Request -
Lay out every line of the entries below as a JSON list of strings, one string per line, and skip any blank lines.

------------------------------------------------------------

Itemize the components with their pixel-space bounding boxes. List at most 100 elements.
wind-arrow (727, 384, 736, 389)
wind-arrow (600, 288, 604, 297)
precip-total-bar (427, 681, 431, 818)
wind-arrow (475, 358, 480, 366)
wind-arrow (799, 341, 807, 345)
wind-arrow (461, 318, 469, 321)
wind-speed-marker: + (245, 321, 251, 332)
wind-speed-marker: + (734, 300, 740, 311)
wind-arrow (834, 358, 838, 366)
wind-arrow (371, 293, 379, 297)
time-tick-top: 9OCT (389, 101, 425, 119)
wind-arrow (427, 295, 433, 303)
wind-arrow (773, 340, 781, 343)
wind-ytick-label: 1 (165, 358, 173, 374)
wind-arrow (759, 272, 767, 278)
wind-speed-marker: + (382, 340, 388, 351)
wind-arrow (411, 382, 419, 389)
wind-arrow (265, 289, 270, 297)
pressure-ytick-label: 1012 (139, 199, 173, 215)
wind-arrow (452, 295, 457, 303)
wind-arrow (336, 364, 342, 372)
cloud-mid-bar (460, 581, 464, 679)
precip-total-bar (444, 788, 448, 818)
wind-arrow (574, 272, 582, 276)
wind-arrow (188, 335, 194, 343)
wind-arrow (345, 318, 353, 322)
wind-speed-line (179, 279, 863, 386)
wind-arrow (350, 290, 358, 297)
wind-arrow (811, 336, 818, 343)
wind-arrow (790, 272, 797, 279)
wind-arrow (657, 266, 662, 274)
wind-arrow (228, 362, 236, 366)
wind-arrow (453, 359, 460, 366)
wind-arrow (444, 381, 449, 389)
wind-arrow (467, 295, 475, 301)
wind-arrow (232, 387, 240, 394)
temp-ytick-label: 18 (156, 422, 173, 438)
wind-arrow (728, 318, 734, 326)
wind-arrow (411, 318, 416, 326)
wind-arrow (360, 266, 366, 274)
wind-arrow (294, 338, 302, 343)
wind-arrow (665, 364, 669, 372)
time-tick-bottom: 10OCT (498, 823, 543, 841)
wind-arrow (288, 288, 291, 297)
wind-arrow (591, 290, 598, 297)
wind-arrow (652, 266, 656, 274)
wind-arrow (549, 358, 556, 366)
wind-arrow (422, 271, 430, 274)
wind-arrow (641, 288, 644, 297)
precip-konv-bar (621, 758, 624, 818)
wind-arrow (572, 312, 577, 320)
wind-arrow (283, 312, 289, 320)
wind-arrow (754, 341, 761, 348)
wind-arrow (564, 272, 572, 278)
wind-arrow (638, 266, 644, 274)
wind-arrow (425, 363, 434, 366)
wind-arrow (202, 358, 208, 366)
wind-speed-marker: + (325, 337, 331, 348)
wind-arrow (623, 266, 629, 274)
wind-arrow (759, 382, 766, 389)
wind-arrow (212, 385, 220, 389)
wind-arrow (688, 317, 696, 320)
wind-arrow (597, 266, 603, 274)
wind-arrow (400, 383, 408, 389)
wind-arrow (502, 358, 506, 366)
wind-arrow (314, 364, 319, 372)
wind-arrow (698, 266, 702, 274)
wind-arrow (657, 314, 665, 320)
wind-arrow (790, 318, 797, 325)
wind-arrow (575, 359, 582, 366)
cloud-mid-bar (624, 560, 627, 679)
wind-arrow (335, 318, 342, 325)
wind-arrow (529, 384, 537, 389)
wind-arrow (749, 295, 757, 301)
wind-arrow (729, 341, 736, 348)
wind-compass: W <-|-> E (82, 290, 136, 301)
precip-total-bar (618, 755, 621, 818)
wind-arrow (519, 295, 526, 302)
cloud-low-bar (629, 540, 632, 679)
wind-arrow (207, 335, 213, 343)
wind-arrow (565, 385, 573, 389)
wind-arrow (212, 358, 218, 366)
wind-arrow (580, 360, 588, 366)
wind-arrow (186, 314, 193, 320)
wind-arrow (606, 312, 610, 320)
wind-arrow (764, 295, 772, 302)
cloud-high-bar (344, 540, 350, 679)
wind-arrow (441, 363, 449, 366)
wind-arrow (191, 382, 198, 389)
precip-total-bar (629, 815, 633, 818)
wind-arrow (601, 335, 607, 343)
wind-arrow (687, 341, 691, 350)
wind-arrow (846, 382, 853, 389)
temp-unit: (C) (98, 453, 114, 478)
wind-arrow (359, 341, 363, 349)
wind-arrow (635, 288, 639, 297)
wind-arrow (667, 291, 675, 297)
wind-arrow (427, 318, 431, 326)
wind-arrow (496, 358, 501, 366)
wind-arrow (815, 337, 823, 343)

------------------------------------------------------------

Written answer -
[
  "Itemize the components with their pixel-space bounding boxes. List at most 100 elements.",
  "wind-arrow (727, 384, 736, 389)",
  "wind-arrow (600, 288, 604, 297)",
  "precip-total-bar (427, 681, 431, 818)",
  "wind-arrow (475, 358, 480, 366)",
  "wind-arrow (799, 341, 807, 345)",
  "wind-arrow (461, 318, 469, 321)",
  "wind-speed-marker: + (245, 321, 251, 332)",
  "wind-speed-marker: + (734, 300, 740, 311)",
  "wind-arrow (834, 358, 838, 366)",
  "wind-arrow (371, 293, 379, 297)",
  "time-tick-top: 9OCT (389, 101, 425, 119)",
  "wind-arrow (427, 295, 433, 303)",
  "wind-arrow (773, 340, 781, 343)",
  "wind-ytick-label: 1 (165, 358, 173, 374)",
  "wind-arrow (759, 272, 767, 278)",
  "wind-speed-marker: + (382, 340, 388, 351)",
  "wind-arrow (411, 382, 419, 389)",
  "wind-arrow (265, 289, 270, 297)",
  "pressure-ytick-label: 1012 (139, 199, 173, 215)",
  "wind-arrow (452, 295, 457, 303)",
  "wind-arrow (336, 364, 342, 372)",
  "cloud-mid-bar (460, 581, 464, 679)",
  "precip-total-bar (444, 788, 448, 818)",
  "wind-arrow (574, 272, 582, 276)",
  "wind-arrow (188, 335, 194, 343)",
  "wind-arrow (345, 318, 353, 322)",
  "wind-speed-line (179, 279, 863, 386)",
  "wind-arrow (350, 290, 358, 297)",
  "wind-arrow (811, 336, 818, 343)",
  "wind-arrow (790, 272, 797, 279)",
  "wind-arrow (657, 266, 662, 274)",
  "wind-arrow (228, 362, 236, 366)",
  "wind-arrow (453, 359, 460, 366)",
  "wind-arrow (444, 381, 449, 389)",
  "wind-arrow (467, 295, 475, 301)",
  "wind-arrow (232, 387, 240, 394)",
  "temp-ytick-label: 18 (156, 422, 173, 438)",
  "wind-arrow (728, 318, 734, 326)",
  "wind-arrow (411, 318, 416, 326)",
  "wind-arrow (360, 266, 366, 274)",
  "wind-arrow (294, 338, 302, 343)",
  "wind-arrow (665, 364, 669, 372)",
  "time-tick-bottom: 10OCT (498, 823, 543, 841)",
  "wind-arrow (288, 288, 291, 297)",
  "wind-arrow (591, 290, 598, 297)",
  "wind-arrow (652, 266, 656, 274)",
  "wind-arrow (549, 358, 556, 366)",
  "wind-arrow (422, 271, 430, 274)",
  "wind-arrow (641, 288, 644, 297)",
  "precip-konv-bar (621, 758, 624, 818)",
  "wind-arrow (572, 312, 577, 320)",
  "wind-arrow (283, 312, 289, 320)",
  "wind-arrow (754, 341, 761, 348)",
  "wind-arrow (564, 272, 572, 278)",
  "wind-arrow (638, 266, 644, 274)",
  "wind-arrow (425, 363, 434, 366)",
  "wind-arrow (202, 358, 208, 366)",
  "wind-speed-marker: + (325, 337, 331, 348)",
  "wind-arrow (623, 266, 629, 274)",
  "wind-arrow (759, 382, 766, 389)",
  "wind-arrow (212, 385, 220, 389)",
  "wind-arrow (688, 317, 696, 320)",
  "wind-arrow (597, 266, 603, 274)",
  "wind-arrow (400, 383, 408, 389)",
  "wind-arrow (502, 358, 506, 366)",
  "wind-arrow (314, 364, 319, 372)",
  "wind-arrow (698, 266, 702, 274)",
  "wind-arrow (657, 314, 665, 320)",
  "wind-arrow (790, 318, 797, 325)",
  "wind-arrow (575, 359, 582, 366)",
  "cloud-mid-bar (624, 560, 627, 679)",
  "wind-arrow (335, 318, 342, 325)",
  "wind-arrow (529, 384, 537, 389)",
  "wind-arrow (749, 295, 757, 301)",
  "wind-arrow (729, 341, 736, 348)",
  "wind-compass: W <-|-> E (82, 290, 136, 301)",
  "precip-total-bar (618, 755, 621, 818)",
  "wind-arrow (519, 295, 526, 302)",
  "cloud-low-bar (629, 540, 632, 679)",
  "wind-arrow (207, 335, 213, 343)",
  "wind-arrow (565, 385, 573, 389)",
  "wind-arrow (212, 358, 218, 366)",
  "wind-arrow (580, 360, 588, 366)",
  "wind-arrow (186, 314, 193, 320)",
  "wind-arrow (606, 312, 610, 320)",
  "wind-arrow (764, 295, 772, 302)",
  "cloud-high-bar (344, 540, 350, 679)",
  "wind-arrow (441, 363, 449, 366)",
  "wind-arrow (191, 382, 198, 389)",
  "precip-total-bar (629, 815, 633, 818)",
  "wind-arrow (601, 335, 607, 343)",
  "wind-arrow (687, 341, 691, 350)",
  "wind-arrow (846, 382, 853, 389)",
  "temp-unit: (C) (98, 453, 114, 478)",
  "wind-arrow (359, 341, 363, 349)",
  "wind-arrow (635, 288, 639, 297)",
  "wind-arrow (667, 291, 675, 297)",
  "wind-arrow (427, 318, 431, 326)",
  "wind-arrow (496, 358, 501, 366)",
  "wind-arrow (815, 337, 823, 343)"
]